--- BEGIN Exercise materials ---

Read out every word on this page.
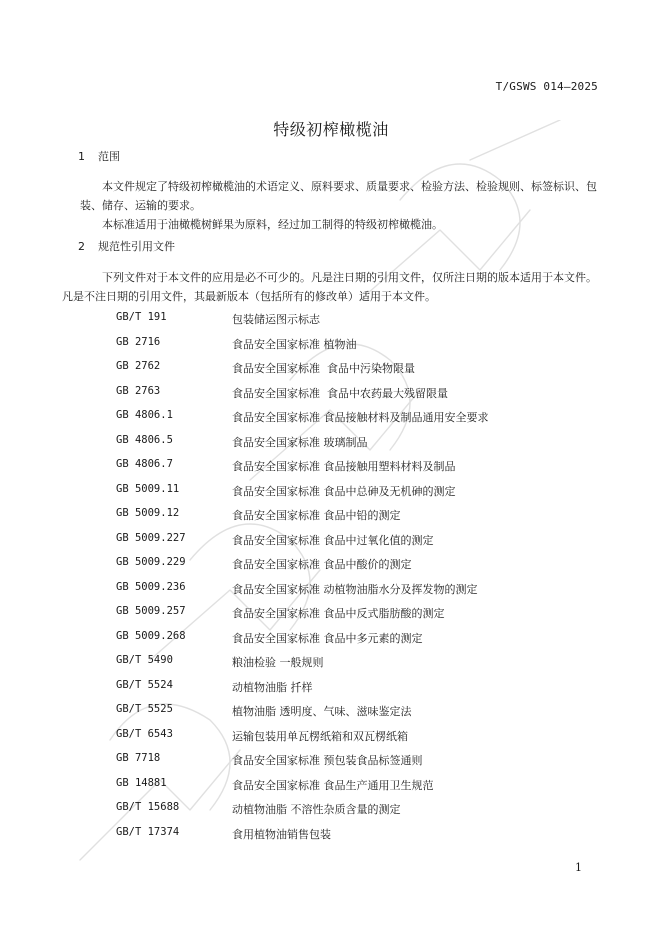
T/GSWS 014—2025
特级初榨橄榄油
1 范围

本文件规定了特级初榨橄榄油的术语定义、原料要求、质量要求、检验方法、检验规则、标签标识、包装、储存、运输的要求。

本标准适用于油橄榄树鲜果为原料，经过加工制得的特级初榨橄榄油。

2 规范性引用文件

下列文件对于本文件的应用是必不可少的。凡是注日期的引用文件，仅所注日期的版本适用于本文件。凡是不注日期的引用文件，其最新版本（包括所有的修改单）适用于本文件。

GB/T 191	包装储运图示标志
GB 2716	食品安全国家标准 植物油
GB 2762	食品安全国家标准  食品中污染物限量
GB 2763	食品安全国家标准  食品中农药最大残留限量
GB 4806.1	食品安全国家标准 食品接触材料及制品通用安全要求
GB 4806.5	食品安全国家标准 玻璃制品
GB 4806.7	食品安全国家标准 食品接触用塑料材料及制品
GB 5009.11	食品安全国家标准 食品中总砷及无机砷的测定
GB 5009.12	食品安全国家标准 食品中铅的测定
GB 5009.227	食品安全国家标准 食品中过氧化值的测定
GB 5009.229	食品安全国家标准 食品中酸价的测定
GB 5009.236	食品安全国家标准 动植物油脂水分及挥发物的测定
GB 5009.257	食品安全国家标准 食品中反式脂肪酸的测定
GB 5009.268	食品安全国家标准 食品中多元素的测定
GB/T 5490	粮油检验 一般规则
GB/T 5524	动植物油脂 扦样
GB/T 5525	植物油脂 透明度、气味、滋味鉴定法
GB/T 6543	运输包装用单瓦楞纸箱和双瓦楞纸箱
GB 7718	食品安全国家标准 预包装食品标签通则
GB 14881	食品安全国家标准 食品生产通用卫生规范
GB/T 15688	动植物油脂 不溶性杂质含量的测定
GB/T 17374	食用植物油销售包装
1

--- END Exercise materials ---
--- BEGIN Exercise materials ---

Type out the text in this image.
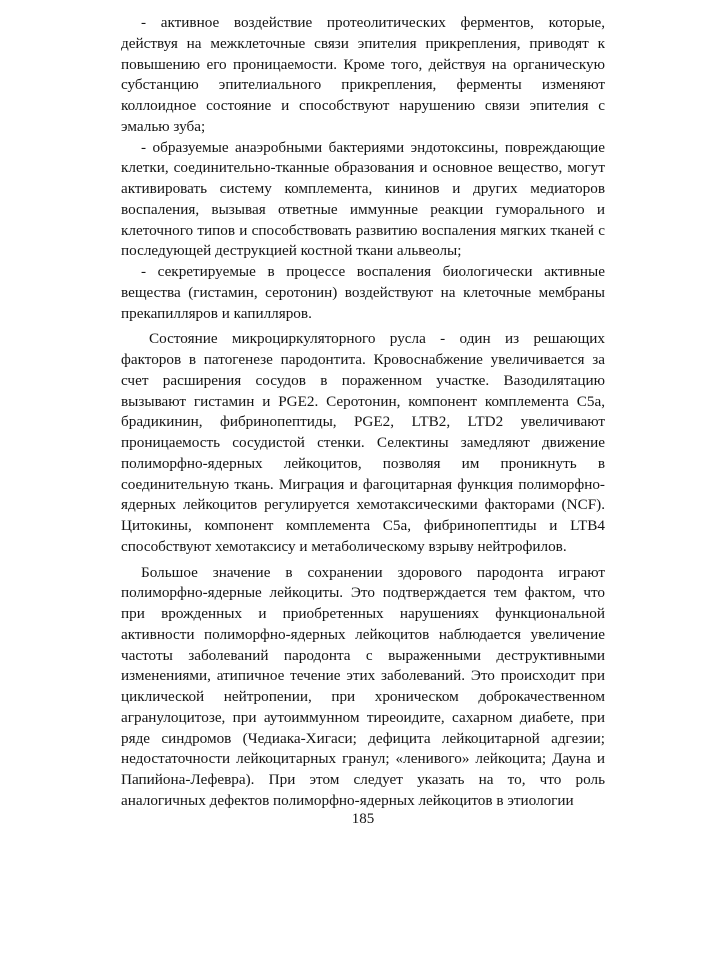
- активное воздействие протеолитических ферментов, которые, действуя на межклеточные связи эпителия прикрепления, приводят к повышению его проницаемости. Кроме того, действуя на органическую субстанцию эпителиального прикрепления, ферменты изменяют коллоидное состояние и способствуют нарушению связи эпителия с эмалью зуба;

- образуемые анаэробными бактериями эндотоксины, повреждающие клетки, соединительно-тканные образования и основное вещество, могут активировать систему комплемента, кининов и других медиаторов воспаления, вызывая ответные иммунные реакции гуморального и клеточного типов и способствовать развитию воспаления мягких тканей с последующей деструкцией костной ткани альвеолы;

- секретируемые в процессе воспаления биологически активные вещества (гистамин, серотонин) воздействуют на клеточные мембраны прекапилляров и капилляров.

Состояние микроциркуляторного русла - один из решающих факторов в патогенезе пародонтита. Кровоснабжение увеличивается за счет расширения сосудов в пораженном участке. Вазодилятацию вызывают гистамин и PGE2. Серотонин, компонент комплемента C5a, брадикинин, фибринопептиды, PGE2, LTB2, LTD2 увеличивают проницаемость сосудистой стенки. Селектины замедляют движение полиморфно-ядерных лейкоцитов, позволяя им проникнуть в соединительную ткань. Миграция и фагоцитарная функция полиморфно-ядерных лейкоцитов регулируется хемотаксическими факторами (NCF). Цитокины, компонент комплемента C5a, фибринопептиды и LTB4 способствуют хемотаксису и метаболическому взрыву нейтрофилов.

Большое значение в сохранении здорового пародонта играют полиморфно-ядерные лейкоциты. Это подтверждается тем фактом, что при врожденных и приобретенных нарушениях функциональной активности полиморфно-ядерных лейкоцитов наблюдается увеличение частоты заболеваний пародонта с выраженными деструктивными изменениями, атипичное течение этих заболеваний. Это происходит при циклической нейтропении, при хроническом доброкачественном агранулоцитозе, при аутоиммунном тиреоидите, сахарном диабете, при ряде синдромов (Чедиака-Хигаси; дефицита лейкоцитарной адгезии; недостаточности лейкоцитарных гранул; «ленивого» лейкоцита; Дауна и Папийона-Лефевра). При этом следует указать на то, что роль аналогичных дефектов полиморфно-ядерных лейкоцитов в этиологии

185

--- END Exercise materials ---
--- BEGIN Exercise materials ---

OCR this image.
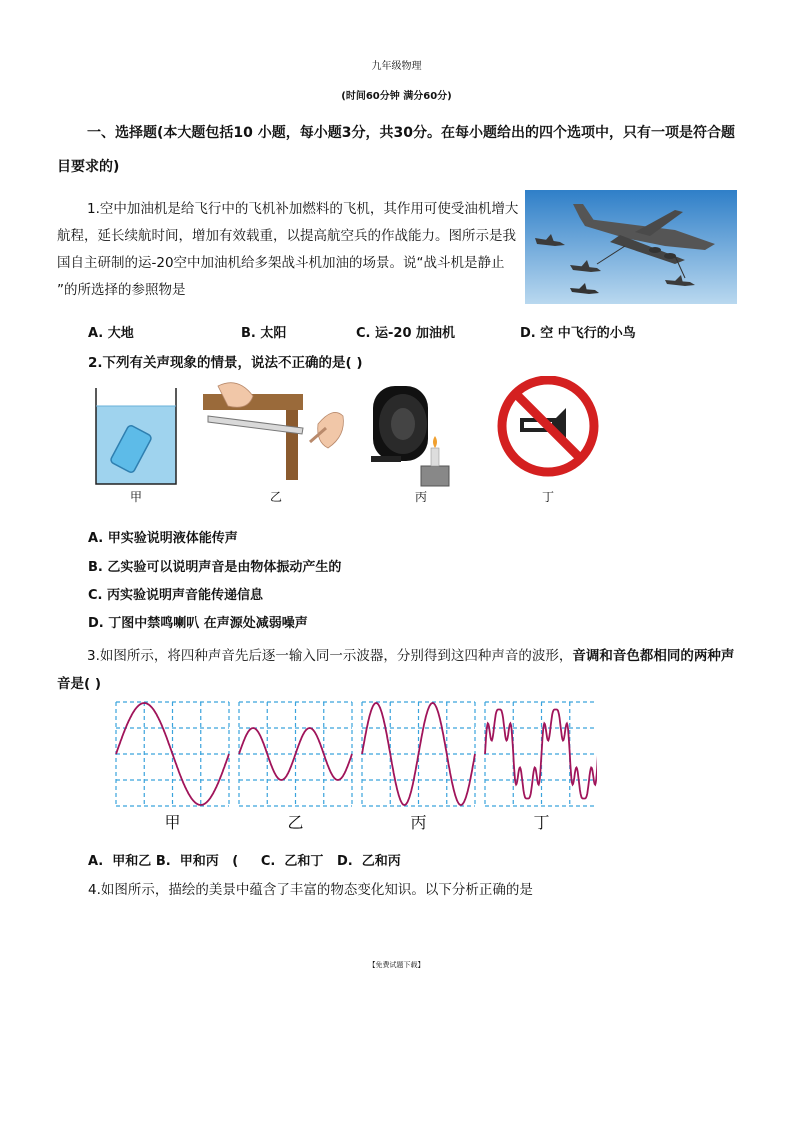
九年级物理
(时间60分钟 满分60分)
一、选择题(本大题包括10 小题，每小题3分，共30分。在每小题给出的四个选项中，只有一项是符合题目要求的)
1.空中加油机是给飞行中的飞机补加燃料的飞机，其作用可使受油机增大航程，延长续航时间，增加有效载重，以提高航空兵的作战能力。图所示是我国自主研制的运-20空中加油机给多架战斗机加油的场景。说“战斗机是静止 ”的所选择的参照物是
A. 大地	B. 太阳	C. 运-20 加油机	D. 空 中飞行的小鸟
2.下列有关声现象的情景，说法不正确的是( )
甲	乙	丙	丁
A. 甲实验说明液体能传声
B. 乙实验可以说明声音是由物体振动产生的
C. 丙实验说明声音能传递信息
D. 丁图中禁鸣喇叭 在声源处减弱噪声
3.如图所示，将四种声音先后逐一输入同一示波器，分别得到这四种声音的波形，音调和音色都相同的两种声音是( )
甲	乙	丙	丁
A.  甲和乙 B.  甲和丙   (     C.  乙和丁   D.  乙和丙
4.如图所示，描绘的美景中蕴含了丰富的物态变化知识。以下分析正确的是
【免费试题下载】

--- END Exercise materials ---

Your instructions>
Copy every line that includes the string "this" from the material above.

Exercise answer>
Read out every word on this page.
Type out the text in this image.
OCR this image.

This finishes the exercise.